══ AVAILABLE RECORDS
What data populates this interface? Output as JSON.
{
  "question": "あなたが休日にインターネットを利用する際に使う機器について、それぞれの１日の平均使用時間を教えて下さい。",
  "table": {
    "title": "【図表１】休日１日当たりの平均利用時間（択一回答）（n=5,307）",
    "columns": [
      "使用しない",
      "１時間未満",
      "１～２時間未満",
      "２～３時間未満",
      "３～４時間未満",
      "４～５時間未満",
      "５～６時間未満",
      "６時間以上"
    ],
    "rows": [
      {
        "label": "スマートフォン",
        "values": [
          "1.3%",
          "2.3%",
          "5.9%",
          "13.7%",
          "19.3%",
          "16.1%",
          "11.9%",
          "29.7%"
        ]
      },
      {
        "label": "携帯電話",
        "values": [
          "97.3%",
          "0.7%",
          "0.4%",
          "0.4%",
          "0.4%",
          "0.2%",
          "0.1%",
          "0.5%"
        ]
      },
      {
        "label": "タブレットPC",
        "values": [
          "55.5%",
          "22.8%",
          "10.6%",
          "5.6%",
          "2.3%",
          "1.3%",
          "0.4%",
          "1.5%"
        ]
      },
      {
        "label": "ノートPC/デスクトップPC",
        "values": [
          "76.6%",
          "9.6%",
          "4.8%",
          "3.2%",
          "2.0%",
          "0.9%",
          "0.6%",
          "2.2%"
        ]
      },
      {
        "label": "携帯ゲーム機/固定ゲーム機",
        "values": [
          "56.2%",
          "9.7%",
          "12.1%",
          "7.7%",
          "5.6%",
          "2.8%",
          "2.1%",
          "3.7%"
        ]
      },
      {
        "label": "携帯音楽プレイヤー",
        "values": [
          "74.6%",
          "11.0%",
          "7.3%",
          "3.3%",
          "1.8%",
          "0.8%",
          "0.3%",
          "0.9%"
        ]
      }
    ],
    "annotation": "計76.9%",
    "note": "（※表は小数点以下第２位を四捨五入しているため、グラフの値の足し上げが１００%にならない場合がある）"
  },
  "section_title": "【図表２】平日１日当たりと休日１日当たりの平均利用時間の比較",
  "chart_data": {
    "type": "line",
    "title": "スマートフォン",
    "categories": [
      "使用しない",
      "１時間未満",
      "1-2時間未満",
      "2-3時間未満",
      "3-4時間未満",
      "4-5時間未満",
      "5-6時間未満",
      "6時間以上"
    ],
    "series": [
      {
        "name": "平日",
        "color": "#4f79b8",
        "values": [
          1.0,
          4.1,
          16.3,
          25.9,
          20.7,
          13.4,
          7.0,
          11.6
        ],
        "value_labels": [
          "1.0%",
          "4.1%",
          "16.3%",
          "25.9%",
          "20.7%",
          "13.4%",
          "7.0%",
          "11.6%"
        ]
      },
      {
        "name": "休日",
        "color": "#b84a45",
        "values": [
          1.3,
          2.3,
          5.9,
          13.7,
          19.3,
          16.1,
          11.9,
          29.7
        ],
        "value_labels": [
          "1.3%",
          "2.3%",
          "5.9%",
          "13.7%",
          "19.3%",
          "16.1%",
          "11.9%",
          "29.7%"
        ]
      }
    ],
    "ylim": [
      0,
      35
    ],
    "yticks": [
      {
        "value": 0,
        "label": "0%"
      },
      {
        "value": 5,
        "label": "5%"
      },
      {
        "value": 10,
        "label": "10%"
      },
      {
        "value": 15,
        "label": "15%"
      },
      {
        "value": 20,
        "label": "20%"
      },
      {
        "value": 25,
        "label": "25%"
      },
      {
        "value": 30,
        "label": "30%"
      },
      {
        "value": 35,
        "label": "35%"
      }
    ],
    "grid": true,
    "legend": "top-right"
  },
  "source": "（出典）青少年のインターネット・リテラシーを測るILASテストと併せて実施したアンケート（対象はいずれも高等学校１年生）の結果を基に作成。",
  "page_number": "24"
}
════
══ AVAILABLE RECORDS
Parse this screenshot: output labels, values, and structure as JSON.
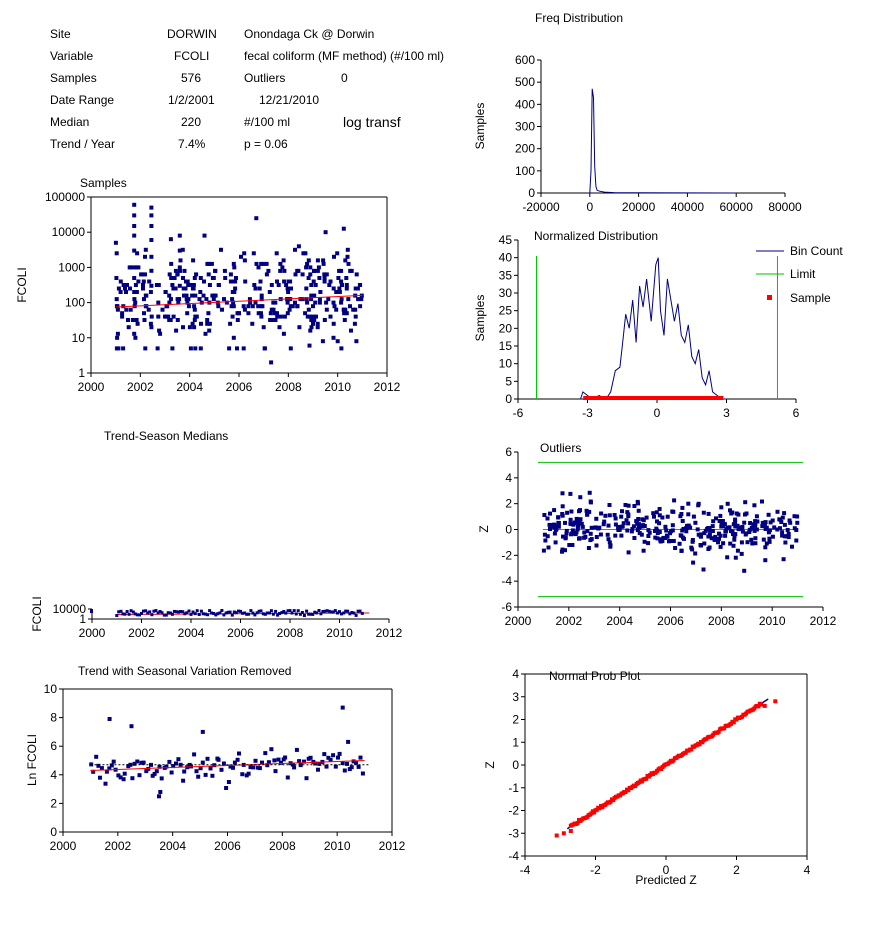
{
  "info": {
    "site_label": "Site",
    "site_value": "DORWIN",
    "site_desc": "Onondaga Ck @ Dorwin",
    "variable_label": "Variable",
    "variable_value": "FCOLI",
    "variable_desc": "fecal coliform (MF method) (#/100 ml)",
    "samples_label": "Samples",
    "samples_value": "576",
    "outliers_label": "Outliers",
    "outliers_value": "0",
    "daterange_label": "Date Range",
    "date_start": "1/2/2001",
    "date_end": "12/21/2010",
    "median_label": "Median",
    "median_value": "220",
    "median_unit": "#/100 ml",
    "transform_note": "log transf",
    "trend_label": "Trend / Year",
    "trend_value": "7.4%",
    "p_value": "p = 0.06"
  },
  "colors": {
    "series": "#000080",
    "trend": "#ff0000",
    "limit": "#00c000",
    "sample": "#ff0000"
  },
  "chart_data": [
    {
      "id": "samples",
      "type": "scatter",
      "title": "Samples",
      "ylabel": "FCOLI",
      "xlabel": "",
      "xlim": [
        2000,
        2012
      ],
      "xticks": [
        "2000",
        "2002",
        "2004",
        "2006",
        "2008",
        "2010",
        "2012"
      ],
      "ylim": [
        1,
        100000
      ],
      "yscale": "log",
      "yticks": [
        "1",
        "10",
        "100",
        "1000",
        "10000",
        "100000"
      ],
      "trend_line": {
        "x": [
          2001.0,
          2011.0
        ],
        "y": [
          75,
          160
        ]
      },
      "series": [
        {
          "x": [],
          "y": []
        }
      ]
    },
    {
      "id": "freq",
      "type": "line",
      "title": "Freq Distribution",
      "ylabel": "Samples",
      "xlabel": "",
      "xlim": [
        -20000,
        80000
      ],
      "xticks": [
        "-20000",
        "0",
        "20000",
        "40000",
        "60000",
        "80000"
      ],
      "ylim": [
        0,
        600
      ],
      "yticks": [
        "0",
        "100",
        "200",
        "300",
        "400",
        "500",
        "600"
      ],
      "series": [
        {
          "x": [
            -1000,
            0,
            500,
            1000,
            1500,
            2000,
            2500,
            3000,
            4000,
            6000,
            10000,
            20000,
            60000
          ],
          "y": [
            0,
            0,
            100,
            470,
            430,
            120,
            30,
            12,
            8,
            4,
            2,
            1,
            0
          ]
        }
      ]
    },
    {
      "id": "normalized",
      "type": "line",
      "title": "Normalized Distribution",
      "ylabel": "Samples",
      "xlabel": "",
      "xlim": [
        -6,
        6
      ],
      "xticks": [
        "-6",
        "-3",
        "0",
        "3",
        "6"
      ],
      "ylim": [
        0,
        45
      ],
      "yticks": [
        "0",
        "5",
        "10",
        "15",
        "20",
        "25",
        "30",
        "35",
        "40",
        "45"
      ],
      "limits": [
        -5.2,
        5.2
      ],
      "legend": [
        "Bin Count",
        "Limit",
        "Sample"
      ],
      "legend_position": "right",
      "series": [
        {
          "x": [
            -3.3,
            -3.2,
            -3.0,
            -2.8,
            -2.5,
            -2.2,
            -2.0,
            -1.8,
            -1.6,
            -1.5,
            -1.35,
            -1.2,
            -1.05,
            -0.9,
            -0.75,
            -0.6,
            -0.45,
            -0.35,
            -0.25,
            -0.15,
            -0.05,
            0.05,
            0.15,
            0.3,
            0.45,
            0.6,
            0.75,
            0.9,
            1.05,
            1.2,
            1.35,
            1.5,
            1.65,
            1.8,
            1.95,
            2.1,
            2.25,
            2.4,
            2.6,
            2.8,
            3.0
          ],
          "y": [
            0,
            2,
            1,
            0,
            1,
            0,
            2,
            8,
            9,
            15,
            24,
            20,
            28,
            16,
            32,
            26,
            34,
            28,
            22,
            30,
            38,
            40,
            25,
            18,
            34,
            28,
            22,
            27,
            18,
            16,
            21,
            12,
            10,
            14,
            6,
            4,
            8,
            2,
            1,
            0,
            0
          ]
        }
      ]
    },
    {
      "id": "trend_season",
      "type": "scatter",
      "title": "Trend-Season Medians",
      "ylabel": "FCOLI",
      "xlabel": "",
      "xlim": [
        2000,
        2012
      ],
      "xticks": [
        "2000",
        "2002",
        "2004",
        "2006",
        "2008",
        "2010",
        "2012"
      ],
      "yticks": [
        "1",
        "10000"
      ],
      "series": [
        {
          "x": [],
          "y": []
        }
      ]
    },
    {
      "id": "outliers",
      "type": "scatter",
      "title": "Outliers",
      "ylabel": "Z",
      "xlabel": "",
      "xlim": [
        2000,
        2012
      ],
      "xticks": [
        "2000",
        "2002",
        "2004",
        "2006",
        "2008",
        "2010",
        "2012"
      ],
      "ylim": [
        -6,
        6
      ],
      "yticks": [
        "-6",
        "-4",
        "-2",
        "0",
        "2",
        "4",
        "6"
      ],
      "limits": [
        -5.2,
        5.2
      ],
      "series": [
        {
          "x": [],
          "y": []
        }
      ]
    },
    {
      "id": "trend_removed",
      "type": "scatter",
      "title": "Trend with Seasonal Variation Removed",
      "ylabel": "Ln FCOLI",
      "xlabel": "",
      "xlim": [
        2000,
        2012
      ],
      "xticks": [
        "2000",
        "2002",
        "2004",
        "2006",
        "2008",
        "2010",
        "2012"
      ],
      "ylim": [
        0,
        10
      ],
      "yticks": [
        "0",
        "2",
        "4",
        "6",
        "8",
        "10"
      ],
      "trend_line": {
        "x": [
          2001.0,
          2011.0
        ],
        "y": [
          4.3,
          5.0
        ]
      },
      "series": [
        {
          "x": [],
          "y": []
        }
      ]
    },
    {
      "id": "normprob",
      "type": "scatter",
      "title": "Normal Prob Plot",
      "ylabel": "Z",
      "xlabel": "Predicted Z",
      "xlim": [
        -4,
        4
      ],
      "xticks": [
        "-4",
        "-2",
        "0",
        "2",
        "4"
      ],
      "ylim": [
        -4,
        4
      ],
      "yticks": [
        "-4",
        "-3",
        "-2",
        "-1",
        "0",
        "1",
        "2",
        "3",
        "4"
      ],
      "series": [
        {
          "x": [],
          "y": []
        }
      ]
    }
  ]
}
════
Check each line above for the word "FCOLI", and copy the lines where it appears.

▸ **FINISHED EXERCISE**
    "variable_value": "FCOLI",
      "ylabel": "FCOLI",
      "ylabel": "FCOLI",
      "ylabel": "Ln FCOLI",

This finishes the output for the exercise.